__Problem statement__.
Find the lines holding the string "zajedničko" in the data, then copy all of them.

>> begin Material provided

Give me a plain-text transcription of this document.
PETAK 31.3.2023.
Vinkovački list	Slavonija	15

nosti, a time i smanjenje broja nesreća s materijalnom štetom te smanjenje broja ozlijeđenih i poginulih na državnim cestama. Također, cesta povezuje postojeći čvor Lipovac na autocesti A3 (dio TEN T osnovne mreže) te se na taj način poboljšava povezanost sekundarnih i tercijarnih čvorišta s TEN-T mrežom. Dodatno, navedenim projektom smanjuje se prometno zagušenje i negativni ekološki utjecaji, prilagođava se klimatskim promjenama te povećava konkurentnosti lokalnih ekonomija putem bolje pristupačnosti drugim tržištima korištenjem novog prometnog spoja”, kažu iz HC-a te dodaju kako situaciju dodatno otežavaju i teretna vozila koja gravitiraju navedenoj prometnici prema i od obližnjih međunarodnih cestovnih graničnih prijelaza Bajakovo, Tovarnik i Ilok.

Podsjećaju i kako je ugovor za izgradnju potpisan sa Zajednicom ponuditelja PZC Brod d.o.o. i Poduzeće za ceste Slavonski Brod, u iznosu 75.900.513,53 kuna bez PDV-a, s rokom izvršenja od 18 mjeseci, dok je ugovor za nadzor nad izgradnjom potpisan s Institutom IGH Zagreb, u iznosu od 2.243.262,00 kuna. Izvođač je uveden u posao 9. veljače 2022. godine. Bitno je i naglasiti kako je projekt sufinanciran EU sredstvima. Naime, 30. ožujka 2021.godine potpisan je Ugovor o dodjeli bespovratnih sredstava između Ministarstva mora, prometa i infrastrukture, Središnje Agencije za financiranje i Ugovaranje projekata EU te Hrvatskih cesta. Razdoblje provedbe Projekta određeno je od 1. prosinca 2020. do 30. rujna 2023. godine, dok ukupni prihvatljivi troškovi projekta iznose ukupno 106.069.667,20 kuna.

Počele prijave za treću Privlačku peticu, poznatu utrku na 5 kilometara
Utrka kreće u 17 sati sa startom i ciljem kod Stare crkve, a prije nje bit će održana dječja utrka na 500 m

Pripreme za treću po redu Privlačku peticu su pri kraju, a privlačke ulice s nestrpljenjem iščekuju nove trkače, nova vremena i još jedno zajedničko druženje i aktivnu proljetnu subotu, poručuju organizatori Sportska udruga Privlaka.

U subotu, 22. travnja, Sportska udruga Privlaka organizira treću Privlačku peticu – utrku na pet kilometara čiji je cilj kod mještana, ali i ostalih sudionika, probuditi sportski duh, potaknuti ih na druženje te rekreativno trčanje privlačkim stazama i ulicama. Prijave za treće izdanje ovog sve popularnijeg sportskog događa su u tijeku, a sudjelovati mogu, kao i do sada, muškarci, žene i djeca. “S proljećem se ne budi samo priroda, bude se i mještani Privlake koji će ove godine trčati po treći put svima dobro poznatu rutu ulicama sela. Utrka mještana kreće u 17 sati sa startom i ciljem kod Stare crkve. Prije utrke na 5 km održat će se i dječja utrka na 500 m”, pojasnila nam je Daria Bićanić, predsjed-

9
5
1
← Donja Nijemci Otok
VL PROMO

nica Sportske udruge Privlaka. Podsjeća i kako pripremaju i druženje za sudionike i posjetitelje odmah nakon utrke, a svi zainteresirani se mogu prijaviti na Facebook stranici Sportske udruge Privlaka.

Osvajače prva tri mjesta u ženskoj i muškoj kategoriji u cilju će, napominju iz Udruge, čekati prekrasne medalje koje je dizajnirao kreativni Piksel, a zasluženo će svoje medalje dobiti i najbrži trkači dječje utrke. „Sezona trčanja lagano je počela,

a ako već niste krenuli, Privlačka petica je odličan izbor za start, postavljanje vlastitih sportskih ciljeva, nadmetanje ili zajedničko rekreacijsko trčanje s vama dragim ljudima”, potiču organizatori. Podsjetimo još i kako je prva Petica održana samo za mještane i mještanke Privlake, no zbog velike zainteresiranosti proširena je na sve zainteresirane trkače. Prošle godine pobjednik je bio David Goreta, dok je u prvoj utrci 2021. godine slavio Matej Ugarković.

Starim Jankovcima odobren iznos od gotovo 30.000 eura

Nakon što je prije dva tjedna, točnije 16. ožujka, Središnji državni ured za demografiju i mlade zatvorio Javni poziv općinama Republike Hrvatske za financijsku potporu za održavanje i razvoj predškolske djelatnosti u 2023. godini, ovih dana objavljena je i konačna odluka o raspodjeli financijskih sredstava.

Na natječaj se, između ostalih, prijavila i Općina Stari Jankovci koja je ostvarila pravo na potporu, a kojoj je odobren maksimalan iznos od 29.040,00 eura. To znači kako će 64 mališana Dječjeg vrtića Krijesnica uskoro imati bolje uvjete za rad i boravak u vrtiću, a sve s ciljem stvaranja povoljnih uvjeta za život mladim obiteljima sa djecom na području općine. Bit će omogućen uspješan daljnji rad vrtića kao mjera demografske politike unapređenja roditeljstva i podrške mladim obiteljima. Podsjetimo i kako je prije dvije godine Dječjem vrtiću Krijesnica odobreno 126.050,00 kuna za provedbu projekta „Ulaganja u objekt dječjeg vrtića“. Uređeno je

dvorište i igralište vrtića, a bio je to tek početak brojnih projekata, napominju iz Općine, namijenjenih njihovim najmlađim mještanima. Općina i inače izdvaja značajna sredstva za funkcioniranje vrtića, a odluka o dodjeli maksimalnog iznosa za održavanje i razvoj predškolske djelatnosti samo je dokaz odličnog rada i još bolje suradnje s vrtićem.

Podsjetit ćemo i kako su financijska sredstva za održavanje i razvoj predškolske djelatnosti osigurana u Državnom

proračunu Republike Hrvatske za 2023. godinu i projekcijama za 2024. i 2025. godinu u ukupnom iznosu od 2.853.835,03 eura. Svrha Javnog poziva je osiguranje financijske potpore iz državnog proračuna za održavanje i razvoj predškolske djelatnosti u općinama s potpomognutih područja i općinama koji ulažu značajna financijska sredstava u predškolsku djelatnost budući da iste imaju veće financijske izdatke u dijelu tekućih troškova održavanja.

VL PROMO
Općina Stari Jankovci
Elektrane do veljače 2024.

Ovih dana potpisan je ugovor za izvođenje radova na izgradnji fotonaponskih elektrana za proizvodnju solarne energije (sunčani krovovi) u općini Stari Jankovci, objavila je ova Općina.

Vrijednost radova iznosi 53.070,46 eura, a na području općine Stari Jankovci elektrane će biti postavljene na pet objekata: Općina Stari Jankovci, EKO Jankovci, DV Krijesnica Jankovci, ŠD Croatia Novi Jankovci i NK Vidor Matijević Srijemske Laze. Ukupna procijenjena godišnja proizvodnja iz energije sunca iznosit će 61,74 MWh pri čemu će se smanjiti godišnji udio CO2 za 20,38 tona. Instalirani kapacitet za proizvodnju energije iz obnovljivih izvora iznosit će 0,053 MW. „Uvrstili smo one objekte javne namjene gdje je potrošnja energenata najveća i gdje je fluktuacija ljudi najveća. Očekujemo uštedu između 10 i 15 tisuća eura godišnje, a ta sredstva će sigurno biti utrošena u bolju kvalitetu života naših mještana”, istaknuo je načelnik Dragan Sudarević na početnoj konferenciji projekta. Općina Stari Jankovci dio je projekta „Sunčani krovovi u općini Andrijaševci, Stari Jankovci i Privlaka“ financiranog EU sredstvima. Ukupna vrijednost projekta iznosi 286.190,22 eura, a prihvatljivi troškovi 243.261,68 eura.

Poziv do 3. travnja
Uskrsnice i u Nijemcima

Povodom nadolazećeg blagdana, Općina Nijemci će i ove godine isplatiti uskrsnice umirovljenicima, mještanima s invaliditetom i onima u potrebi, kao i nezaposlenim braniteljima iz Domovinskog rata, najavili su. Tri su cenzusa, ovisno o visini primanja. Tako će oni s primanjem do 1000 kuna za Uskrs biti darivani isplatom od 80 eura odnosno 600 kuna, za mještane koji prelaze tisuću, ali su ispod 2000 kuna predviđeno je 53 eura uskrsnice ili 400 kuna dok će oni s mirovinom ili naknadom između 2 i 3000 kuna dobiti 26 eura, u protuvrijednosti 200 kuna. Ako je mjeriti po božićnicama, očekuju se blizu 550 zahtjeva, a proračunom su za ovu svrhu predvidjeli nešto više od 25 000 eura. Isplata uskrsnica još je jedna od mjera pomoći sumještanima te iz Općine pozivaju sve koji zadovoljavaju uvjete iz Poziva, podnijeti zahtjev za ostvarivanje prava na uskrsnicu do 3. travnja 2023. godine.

>> end Material provided

__Solution__.
Pripreme za treću po redu Privlačku peticu su pri kraju, a privlačke ulice s nestrpljenjem iščekuju nove trkače, nova vremena i još jedno zajedničko druženje i aktivnu proljetnu subotu, poručuju organizatori Sportska udruga Privlaka.
a ako već niste krenuli, Privlačka petica je odličan izbor za start, postavljanje vlastitih sportskih ciljeva, nadmetanje ili zajedničko rekreacijsko trčanje s vama dragim ljudima”, potiču organizatori. Podsjetimo još i kako je prva Petica održana samo za mještane i mještanke Privlake, no zbog velike zainteresiranosti proširena je na sve zainteresirane trkače. Prošle godine pobjednik je bio David Goreta, dok je u prvoj utrci 2021. godine slavio Matej Ugarković.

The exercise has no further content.